### Figure data in JSON
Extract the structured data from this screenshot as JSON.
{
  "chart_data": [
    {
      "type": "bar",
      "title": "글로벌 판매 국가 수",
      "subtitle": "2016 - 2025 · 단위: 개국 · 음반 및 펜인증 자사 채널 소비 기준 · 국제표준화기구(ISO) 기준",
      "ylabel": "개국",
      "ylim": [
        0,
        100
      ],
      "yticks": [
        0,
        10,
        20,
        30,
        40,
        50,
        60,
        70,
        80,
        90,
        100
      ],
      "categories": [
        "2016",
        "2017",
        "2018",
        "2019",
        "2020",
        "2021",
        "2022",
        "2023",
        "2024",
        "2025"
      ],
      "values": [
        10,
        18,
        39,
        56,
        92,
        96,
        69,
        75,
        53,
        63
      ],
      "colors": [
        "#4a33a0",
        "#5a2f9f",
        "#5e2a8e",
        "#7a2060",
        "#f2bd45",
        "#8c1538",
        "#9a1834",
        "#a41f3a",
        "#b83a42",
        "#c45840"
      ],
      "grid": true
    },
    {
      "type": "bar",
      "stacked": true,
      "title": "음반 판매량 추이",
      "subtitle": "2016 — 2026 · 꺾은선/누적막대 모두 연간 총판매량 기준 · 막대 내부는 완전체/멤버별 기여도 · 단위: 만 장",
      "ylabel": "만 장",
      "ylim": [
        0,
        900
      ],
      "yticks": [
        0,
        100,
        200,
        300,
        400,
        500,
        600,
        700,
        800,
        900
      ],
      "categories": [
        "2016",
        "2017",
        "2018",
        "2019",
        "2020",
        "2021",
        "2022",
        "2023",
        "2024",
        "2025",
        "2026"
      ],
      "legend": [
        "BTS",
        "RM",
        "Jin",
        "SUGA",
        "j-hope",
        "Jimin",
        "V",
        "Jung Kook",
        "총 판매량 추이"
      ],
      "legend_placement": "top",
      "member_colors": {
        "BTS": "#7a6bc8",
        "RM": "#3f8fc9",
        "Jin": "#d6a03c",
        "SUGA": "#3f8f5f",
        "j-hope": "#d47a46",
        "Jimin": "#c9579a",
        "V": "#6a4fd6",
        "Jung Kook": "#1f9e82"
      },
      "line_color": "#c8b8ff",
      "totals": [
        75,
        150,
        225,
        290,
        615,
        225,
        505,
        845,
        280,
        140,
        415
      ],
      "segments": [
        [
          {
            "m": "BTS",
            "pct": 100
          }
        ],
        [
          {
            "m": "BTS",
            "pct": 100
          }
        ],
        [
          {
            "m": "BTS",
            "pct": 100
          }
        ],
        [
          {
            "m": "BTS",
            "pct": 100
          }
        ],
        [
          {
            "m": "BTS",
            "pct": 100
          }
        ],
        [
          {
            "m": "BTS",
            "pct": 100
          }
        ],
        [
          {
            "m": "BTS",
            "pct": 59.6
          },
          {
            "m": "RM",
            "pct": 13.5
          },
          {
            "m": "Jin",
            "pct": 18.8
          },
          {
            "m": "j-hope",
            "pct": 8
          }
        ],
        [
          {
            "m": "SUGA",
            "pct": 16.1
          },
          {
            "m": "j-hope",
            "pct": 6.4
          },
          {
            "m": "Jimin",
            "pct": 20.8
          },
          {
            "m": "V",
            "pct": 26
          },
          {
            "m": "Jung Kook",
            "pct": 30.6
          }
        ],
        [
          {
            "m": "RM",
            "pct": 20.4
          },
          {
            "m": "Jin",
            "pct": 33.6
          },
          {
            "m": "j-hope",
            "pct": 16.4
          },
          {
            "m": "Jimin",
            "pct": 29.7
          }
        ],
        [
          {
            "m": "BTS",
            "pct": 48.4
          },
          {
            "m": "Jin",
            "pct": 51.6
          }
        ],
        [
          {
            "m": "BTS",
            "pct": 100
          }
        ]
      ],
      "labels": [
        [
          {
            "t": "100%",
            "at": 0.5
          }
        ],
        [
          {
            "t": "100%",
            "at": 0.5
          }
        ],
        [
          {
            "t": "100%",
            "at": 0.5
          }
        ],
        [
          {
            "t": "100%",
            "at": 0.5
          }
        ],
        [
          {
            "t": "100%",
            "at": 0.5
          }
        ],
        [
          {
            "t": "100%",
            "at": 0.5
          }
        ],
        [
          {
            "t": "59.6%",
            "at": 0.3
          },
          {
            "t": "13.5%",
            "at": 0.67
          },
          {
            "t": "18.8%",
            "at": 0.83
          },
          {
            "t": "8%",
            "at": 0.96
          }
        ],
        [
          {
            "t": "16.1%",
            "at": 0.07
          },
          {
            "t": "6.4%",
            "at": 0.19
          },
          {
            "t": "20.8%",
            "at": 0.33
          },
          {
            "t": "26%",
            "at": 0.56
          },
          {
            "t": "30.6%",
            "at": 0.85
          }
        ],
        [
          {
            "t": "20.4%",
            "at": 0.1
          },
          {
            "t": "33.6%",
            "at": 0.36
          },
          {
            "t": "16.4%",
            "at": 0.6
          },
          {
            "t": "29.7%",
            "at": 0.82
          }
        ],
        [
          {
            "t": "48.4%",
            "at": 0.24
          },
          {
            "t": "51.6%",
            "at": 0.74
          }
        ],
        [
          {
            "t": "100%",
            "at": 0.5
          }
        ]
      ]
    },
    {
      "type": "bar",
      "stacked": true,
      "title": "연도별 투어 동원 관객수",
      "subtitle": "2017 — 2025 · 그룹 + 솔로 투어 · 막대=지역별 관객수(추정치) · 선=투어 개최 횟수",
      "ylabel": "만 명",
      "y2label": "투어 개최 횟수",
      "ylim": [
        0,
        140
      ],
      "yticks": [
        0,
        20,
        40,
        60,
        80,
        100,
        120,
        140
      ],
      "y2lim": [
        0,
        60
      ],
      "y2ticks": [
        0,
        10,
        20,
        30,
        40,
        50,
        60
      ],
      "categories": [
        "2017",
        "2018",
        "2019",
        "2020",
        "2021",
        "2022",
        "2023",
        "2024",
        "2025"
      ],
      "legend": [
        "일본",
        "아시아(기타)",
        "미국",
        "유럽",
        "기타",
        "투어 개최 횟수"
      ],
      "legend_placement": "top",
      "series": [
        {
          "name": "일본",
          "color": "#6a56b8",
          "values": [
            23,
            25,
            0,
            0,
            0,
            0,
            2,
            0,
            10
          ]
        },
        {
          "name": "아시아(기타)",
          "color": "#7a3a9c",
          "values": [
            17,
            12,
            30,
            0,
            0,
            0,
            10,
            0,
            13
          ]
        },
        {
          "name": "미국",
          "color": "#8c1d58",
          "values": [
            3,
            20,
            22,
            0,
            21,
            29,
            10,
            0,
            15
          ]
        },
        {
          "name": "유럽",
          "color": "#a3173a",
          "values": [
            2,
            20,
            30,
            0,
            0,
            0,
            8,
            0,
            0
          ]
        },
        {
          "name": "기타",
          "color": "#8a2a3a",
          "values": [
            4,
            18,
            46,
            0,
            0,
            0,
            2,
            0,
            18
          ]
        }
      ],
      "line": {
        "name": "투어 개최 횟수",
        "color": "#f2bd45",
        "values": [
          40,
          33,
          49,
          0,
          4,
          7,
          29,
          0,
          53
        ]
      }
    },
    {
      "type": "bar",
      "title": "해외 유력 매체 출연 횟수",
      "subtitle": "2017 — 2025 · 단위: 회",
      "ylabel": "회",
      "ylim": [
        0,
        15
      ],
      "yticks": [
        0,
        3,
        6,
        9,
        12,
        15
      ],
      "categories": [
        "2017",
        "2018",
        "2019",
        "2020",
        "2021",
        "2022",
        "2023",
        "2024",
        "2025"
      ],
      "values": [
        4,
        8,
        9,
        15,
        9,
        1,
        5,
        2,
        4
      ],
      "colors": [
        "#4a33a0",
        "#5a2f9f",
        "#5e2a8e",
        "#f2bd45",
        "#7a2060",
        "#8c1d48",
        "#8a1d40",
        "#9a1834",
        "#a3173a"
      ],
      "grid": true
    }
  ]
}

### WRITTEN EXERCISE
Using the records above, copy each line that contains "ylabel".

### ANSWER FOR THIS EXERCISE
      "ylabel": "개국",
      "ylabel": "만 장",
      "ylabel": "만 명",
      "ylabel": "회",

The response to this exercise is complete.